*Material provided*:
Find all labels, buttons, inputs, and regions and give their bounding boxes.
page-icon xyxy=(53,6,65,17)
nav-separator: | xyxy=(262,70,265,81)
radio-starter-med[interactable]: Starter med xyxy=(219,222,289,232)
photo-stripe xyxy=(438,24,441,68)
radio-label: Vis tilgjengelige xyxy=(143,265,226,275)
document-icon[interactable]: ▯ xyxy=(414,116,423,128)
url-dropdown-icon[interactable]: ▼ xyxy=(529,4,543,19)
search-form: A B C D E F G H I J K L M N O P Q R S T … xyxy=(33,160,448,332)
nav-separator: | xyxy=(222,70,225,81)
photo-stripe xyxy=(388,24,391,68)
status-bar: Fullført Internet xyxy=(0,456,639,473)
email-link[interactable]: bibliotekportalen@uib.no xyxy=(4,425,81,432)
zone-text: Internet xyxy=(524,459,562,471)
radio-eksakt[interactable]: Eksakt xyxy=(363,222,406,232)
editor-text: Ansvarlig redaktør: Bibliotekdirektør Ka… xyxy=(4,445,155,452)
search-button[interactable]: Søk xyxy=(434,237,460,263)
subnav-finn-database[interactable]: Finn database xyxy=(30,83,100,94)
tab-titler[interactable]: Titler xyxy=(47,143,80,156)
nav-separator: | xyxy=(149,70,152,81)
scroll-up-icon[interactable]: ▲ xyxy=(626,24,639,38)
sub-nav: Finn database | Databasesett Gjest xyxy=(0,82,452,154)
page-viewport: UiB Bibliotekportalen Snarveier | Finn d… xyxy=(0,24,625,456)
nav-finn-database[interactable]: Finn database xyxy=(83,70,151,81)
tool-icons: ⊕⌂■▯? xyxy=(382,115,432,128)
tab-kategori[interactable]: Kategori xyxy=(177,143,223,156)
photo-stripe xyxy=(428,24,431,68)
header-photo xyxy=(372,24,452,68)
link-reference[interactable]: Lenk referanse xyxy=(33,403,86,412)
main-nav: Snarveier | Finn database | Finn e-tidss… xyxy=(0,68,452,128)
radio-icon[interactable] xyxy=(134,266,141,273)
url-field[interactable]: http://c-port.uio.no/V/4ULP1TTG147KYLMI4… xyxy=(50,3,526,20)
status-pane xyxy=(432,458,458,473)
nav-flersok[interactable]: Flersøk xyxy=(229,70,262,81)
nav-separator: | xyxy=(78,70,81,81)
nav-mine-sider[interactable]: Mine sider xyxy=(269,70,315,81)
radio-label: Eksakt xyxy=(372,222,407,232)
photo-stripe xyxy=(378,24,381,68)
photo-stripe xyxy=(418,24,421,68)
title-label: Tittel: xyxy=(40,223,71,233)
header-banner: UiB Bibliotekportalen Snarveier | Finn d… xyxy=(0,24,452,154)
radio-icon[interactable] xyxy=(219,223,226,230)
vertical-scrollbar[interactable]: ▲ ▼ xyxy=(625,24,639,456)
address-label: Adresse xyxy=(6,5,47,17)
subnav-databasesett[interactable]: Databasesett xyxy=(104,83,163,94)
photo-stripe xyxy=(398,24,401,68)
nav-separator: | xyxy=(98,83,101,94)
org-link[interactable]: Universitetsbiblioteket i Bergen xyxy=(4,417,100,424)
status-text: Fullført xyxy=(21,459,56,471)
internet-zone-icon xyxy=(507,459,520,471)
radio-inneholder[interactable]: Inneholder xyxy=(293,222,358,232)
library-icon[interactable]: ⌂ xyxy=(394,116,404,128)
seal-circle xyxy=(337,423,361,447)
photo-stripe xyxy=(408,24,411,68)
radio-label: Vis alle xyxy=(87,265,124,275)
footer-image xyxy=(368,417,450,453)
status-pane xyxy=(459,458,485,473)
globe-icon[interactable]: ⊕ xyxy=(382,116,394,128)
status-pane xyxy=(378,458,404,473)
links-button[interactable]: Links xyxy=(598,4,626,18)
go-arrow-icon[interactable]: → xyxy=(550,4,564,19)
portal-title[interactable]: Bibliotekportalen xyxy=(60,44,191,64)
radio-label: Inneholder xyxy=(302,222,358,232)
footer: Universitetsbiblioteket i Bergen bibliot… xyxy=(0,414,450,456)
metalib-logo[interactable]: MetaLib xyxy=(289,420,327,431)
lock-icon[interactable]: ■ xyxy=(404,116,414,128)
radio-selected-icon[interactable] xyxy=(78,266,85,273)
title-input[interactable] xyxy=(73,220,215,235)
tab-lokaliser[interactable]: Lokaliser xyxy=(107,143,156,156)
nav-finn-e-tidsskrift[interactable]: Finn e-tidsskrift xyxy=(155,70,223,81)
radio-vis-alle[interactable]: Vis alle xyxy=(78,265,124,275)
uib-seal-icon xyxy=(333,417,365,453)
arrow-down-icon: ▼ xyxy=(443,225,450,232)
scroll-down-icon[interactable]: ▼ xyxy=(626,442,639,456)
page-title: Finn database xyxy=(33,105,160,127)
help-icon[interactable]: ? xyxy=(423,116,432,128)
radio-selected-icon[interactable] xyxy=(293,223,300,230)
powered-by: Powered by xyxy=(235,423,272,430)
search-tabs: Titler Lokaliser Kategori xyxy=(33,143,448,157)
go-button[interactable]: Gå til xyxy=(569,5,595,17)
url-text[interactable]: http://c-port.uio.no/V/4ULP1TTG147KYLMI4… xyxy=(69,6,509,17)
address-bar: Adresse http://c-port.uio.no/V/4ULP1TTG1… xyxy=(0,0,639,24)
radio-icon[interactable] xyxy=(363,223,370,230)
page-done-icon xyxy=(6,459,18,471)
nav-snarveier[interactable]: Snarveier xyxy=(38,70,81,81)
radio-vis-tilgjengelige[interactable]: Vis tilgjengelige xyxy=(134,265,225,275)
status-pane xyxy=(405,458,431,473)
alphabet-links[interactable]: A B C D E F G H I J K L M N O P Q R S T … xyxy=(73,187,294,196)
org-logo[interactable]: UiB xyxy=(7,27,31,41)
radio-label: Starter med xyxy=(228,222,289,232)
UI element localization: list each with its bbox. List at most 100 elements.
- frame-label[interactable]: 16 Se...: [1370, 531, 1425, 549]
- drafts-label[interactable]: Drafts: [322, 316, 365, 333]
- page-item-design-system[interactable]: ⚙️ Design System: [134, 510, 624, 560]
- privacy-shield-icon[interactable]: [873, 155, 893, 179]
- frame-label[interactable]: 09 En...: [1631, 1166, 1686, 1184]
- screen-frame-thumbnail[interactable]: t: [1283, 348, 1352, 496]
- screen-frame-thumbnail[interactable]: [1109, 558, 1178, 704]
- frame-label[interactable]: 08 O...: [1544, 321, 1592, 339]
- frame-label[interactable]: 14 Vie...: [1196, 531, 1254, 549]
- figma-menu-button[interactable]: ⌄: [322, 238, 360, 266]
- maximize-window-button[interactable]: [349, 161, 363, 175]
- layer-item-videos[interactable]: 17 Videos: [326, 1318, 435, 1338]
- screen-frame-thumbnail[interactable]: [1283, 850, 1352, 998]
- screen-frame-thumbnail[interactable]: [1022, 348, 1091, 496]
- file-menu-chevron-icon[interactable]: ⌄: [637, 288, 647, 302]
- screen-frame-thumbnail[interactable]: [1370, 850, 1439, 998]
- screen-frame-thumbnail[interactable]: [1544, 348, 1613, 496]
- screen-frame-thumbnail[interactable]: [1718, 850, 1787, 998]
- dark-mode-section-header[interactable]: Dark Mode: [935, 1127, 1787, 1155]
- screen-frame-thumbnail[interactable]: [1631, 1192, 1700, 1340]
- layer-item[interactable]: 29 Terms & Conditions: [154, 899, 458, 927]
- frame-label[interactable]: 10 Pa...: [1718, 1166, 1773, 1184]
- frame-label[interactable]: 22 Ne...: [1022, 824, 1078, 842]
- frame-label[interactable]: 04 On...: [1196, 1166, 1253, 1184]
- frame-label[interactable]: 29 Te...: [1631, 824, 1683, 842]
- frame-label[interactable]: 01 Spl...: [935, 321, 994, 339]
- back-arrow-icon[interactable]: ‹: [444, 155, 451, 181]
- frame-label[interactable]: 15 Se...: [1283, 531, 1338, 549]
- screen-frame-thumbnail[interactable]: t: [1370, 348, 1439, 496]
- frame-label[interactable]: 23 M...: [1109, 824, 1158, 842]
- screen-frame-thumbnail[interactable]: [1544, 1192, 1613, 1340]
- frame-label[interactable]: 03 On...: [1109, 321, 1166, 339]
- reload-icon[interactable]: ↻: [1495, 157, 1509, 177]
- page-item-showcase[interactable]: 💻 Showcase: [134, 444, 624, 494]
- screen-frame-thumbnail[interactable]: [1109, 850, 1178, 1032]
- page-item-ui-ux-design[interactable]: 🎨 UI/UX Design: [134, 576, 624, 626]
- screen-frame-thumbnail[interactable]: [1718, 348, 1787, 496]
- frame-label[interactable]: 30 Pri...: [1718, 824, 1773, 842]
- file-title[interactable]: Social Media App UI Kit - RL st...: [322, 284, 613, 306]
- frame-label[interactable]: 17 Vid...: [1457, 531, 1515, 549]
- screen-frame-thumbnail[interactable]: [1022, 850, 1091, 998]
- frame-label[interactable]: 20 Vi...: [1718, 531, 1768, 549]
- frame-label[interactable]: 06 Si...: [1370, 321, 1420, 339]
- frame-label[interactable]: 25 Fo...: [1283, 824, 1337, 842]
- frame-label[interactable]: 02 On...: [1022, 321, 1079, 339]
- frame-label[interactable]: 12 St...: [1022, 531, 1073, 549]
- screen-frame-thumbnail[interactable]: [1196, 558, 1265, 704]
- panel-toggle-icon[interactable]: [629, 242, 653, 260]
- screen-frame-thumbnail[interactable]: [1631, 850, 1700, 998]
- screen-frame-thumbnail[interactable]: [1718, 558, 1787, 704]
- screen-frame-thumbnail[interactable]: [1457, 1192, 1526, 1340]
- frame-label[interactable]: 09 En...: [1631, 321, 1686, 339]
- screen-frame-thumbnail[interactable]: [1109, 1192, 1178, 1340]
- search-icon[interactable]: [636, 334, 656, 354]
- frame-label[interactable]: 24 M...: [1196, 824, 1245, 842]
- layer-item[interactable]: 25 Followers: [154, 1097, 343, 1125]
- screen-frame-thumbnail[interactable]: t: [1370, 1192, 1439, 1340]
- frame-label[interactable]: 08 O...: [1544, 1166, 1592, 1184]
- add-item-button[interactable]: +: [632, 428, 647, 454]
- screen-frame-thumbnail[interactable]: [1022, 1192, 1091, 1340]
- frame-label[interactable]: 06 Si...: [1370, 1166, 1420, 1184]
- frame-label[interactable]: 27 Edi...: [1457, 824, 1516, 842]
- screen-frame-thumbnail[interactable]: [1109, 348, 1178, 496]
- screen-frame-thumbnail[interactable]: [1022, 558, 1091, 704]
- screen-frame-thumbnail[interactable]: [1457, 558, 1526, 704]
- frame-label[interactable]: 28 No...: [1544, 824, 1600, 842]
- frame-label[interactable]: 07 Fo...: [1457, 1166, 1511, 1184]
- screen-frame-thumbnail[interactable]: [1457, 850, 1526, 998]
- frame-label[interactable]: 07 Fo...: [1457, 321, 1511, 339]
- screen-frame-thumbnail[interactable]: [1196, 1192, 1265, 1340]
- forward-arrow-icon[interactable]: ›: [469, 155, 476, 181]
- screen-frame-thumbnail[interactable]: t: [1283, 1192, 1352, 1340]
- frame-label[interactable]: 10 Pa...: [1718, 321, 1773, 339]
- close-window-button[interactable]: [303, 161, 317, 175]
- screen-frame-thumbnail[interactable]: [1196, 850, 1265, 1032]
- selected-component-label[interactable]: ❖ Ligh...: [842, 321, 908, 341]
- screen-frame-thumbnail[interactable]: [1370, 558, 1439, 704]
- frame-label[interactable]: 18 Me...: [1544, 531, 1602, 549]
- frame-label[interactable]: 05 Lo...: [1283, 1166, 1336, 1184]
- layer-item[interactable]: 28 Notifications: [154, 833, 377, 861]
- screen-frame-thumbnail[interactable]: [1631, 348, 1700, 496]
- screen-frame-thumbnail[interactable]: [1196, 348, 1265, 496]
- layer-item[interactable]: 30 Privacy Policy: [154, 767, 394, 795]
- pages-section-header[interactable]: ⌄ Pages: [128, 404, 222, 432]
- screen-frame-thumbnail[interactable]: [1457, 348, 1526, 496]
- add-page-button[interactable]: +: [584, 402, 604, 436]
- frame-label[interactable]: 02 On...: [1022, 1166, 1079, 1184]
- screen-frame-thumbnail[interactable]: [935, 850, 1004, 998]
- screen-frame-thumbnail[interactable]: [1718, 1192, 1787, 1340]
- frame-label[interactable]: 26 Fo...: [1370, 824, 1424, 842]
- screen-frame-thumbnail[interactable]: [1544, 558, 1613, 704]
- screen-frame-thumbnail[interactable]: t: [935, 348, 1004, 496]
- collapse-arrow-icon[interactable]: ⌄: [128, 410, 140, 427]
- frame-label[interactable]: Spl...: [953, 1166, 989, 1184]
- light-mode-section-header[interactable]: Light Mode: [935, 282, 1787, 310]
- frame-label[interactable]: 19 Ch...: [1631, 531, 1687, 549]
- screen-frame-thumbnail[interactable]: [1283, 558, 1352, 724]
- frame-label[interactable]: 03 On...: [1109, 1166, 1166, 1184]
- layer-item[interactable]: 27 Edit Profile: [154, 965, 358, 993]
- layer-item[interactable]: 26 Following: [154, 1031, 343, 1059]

*Exercise directions*: Convert everything from the start of the entries down through the line containing "radio-label: Vis tilgjengelige" into a numbered list, omitting any blank lines.

*Finished task*:
1. Find all labels, buttons, inputs, and regions and give their bounding boxes.
2. page-icon xyxy=(53,6,65,17)
3. nav-separator: | xyxy=(262,70,265,81)
4. radio-starter-med[interactable]: Starter med xyxy=(219,222,289,232)
5. photo-stripe xyxy=(438,24,441,68)
6. radio-label: Vis tilgjengelige xyxy=(143,265,226,275)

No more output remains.